WRITTEN REQUEST: Repeat the material below word for word and leave out all pictures.
··· TASK DATA ···
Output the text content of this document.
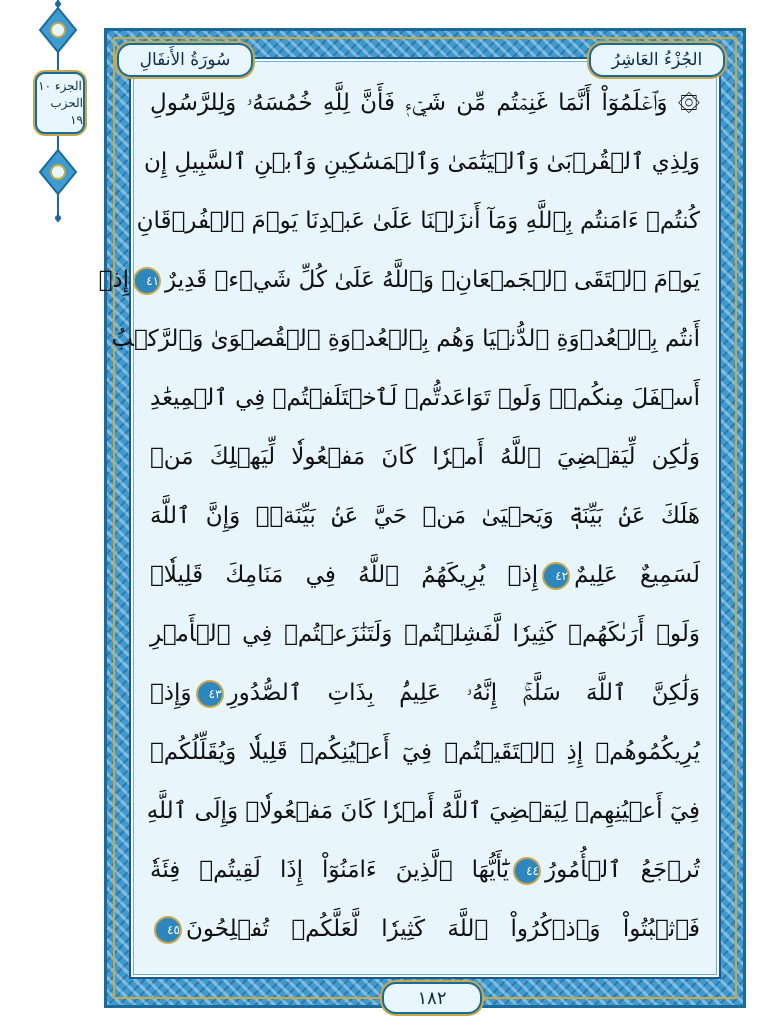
الجزء ١٠
الحزب ١٩
الجُزْءُ العَاشِرُ
سُورَةُ الأَنفَالِ
۞ وَٱعۡلَمُوٓاْ أَنَّمَا غَنِمۡتُم مِّن شَيۡءٖ فَأَنَّ لِلَّهِ خُمُسَهُۥ وَلِلرَّسُولِ
وَلِذِي ٱلۡقُرۡبَىٰ وَٱلۡيَتَٰمَىٰ وَٱلۡمَسَٰكِينِ وَٱبۡنِ ٱلسَّبِيلِ إِن
كُنتُمۡ ءَامَنتُم بِٱللَّهِ وَمَآ أَنزَلۡنَا عَلَىٰ عَبۡدِنَا يَوۡمَ ٱلۡفُرۡقَانِ
يَوۡمَ ٱلۡتَقَى ٱلۡجَمۡعَانِۗ وَٱللَّهُ عَلَىٰ كُلِّ شَيۡءٖ قَدِيرٌ٤١إِذۡ
أَنتُم بِٱلۡعُدۡوَةِ ٱلدُّنۡيَا وَهُم بِٱلۡعُدۡوَةِ ٱلۡقُصۡوَىٰ وَٱلرَّكۡبُ
أَسۡفَلَ مِنكُمۡۚ وَلَوۡ تَوَاعَدتُّمۡ لَٱخۡتَلَفۡتُمۡ فِي ٱلۡمِيعَٰدِ
وَلَٰكِن لِّيَقۡضِيَ ٱللَّهُ أَمۡرٗا كَانَ مَفۡعُولٗا لِّيَهۡلِكَ مَنۡ
هَلَكَ عَنۢ بَيِّنَةٖ وَيَحۡيَىٰ مَنۡ حَيَّ عَنۢ بَيِّنَةٖۗ وَإِنَّ ٱللَّهَ
لَسَمِيعٌ عَلِيمٌ٤٢إِذۡ يُرِيكَهُمُ ٱللَّهُ فِي مَنَامِكَ قَلِيلٗاۖ
وَلَوۡ أَرَىٰكَهُمۡ كَثِيرٗا لَّفَشِلۡتُمۡ وَلَتَنَٰزَعۡتُمۡ فِي ٱلۡأَمۡرِ
وَلَٰكِنَّ ٱللَّهَ سَلَّمَۚ إِنَّهُۥ عَلِيمُۢ بِذَاتِ ٱلصُّدُورِ٤٣وَإِذۡ
يُرِيكُمُوهُمۡ إِذِ ٱلۡتَقَيۡتُمۡ فِيٓ أَعۡيُنِكُمۡ قَلِيلٗا وَيُقَلِّلُكُمۡ
فِيٓ أَعۡيُنِهِمۡ لِيَقۡضِيَ ٱللَّهُ أَمۡرٗا كَانَ مَفۡعُولٗاۗ وَإِلَى ٱللَّهِ
تُرۡجَعُ ٱلۡأُمُورُ٤٤يَٰٓأَيُّهَا ٱلَّذِينَ ءَامَنُوٓاْ إِذَا لَقِيتُمۡ فِئَةٗ
فَٱثۡبُتُواْ وَٱذۡكُرُواْ ٱللَّهَ كَثِيرٗا لَّعَلَّكُمۡ تُفۡلِحُونَ٤٥
١٨٢
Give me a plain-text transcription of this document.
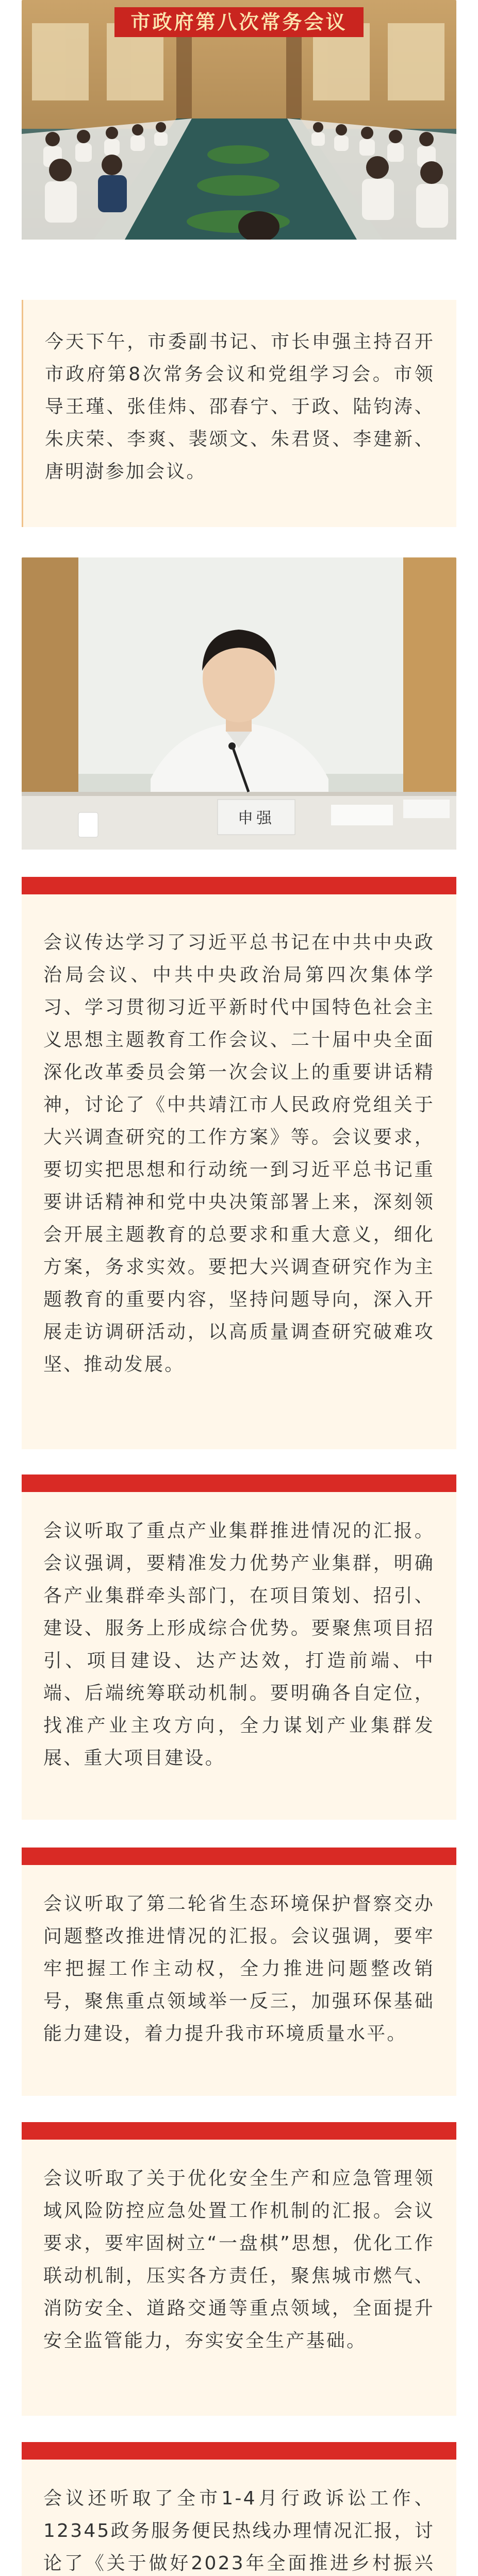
市政府第八次常务会议

今天下午，市委副书记、市长申强主持召开市政府第8次常务会议和党组学习会。市领导王瑾、张佳炜、邵春宁、于政、陆钧涛、朱庆荣、李爽、裴颂文、朱君贤、李建新、唐明澍参加会议。

申强

会议传达学习了习近平总书记在中共中央政治局会议、中共中央政治局第四次集体学习、学习贯彻习近平新时代中国特色社会主义思想主题教育工作会议、二十届中央全面深化改革委员会第一次会议上的重要讲话精神，讨论了《中共靖江市人民政府党组关于大兴调查研究的工作方案》等。会议要求，要切实把思想和行动统一到习近平总书记重要讲话精神和党中央决策部署上来，深刻领会开展主题教育的总要求和重大意义，细化方案，务求实效。要把大兴调查研究作为主题教育的重要内容，坚持问题导向，深入开展走访调研活动，以高质量调查研究破难攻坚、推动发展。

会议听取了重点产业集群推进情况的汇报。会议强调，要精准发力优势产业集群，明确各产业集群牵头部门，在项目策划、招引、建设、服务上形成综合优势。要聚焦项目招引、项目建设、达产达效，打造前端、中端、后端统筹联动机制。要明确各自定位，找准产业主攻方向，全力谋划产业集群发展、重大项目建设。

会议听取了第二轮省生态环境保护督察交办问题整改推进情况的汇报。会议强调，要牢牢把握工作主动权，全力推进问题整改销号，聚焦重点领域举一反三，加强环保基础能力建设，着力提升我市环境质量水平。

会议听取了关于优化安全生产和应急管理领域风险防控应急处置工作机制的汇报。会议要求，要牢固树立“一盘棋”思想，优化工作联动机制，压实各方责任，聚焦城市燃气、消防安全、道路交通等重点领域，全面提升安全监管能力，夯实安全生产基础。

会议还听取了全市1-4月行政诉讼工作、12345政务服务便民热线办理情况汇报，讨论了《关于做好2023年全面推进乡村振兴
···
SOLUTION TO THE PROBLEM:
Output the text content of this document.
الجزء ١٠
الحزب ١٩
الجُزْءُ العَاشِرُ
سُورَةُ الأَنفَالِ
۞ وَٱعۡلَمُوٓاْ أَنَّمَا غَنِمۡتُم مِّن شَيۡءٖ فَأَنَّ لِلَّهِ خُمُسَهُۥ وَلِلرَّسُولِ
وَلِذِي ٱلۡقُرۡبَىٰ وَٱلۡيَتَٰمَىٰ وَٱلۡمَسَٰكِينِ وَٱبۡنِ ٱلسَّبِيلِ إِن
كُنتُمۡ ءَامَنتُم بِٱللَّهِ وَمَآ أَنزَلۡنَا عَلَىٰ عَبۡدِنَا يَوۡمَ ٱلۡفُرۡقَانِ
يَوۡمَ ٱلۡتَقَى ٱلۡجَمۡعَانِۗ وَٱللَّهُ عَلَىٰ كُلِّ شَيۡءٖ قَدِيرٌ٤١إِذۡ
أَنتُم بِٱلۡعُدۡوَةِ ٱلدُّنۡيَا وَهُم بِٱلۡعُدۡوَةِ ٱلۡقُصۡوَىٰ وَٱلرَّكۡبُ
أَسۡفَلَ مِنكُمۡۚ وَلَوۡ تَوَاعَدتُّمۡ لَٱخۡتَلَفۡتُمۡ فِي ٱلۡمِيعَٰدِ
وَلَٰكِن لِّيَقۡضِيَ ٱللَّهُ أَمۡرٗا كَانَ مَفۡعُولٗا لِّيَهۡلِكَ مَنۡ
هَلَكَ عَنۢ بَيِّنَةٖ وَيَحۡيَىٰ مَنۡ حَيَّ عَنۢ بَيِّنَةٖۗ وَإِنَّ ٱللَّهَ
لَسَمِيعٌ عَلِيمٌ٤٢إِذۡ يُرِيكَهُمُ ٱللَّهُ فِي مَنَامِكَ قَلِيلٗاۖ
وَلَوۡ أَرَىٰكَهُمۡ كَثِيرٗا لَّفَشِلۡتُمۡ وَلَتَنَٰزَعۡتُمۡ فِي ٱلۡأَمۡرِ
وَلَٰكِنَّ ٱللَّهَ سَلَّمَۚ إِنَّهُۥ عَلِيمُۢ بِذَاتِ ٱلصُّدُورِ٤٣وَإِذۡ
يُرِيكُمُوهُمۡ إِذِ ٱلۡتَقَيۡتُمۡ فِيٓ أَعۡيُنِكُمۡ قَلِيلٗا وَيُقَلِّلُكُمۡ
فِيٓ أَعۡيُنِهِمۡ لِيَقۡضِيَ ٱللَّهُ أَمۡرٗا كَانَ مَفۡعُولٗاۗ وَإِلَى ٱللَّهِ
تُرۡجَعُ ٱلۡأُمُورُ٤٤يَٰٓأَيُّهَا ٱلَّذِينَ ءَامَنُوٓاْ إِذَا لَقِيتُمۡ فِئَةٗ
فَٱثۡبُتُواْ وَٱذۡكُرُواْ ٱللَّهَ كَثِيرٗا لَّعَلَّكُمۡ تُفۡلِحُونَ٤٥
١٨٢
Give me a plain-text transcription of this document.
市政府第八次常务会议

今天下午，市委副书记、市长申强主持召开市政府第8次常务会议和党组学习会。市领导王瑾、张佳炜、邵春宁、于政、陆钧涛、朱庆荣、李爽、裴颂文、朱君贤、李建新、唐明澍参加会议。

申强

会议传达学习了习近平总书记在中共中央政治局会议、中共中央政治局第四次集体学习、学习贯彻习近平新时代中国特色社会主义思想主题教育工作会议、二十届中央全面深化改革委员会第一次会议上的重要讲话精神，讨论了《中共靖江市人民政府党组关于大兴调查研究的工作方案》等。会议要求，要切实把思想和行动统一到习近平总书记重要讲话精神和党中央决策部署上来，深刻领会开展主题教育的总要求和重大意义，细化方案，务求实效。要把大兴调查研究作为主题教育的重要内容，坚持问题导向，深入开展走访调研活动，以高质量调查研究破难攻坚、推动发展。

会议听取了重点产业集群推进情况的汇报。会议强调，要精准发力优势产业集群，明确各产业集群牵头部门，在项目策划、招引、建设、服务上形成综合优势。要聚焦项目招引、项目建设、达产达效，打造前端、中端、后端统筹联动机制。要明确各自定位，找准产业主攻方向，全力谋划产业集群发展、重大项目建设。

会议听取了第二轮省生态环境保护督察交办问题整改推进情况的汇报。会议强调，要牢牢把握工作主动权，全力推进问题整改销号，聚焦重点领域举一反三，加强环保基础能力建设，着力提升我市环境质量水平。

会议听取了关于优化安全生产和应急管理领域风险防控应急处置工作机制的汇报。会议要求，要牢固树立“一盘棋”思想，优化工作联动机制，压实各方责任，聚焦城市燃气、消防安全、道路交通等重点领域，全面提升安全监管能力，夯实安全生产基础。

会议还听取了全市1-4月行政诉讼工作、12345政务服务便民热线办理情况汇报，讨论了《关于做好2023年全面推进乡村振兴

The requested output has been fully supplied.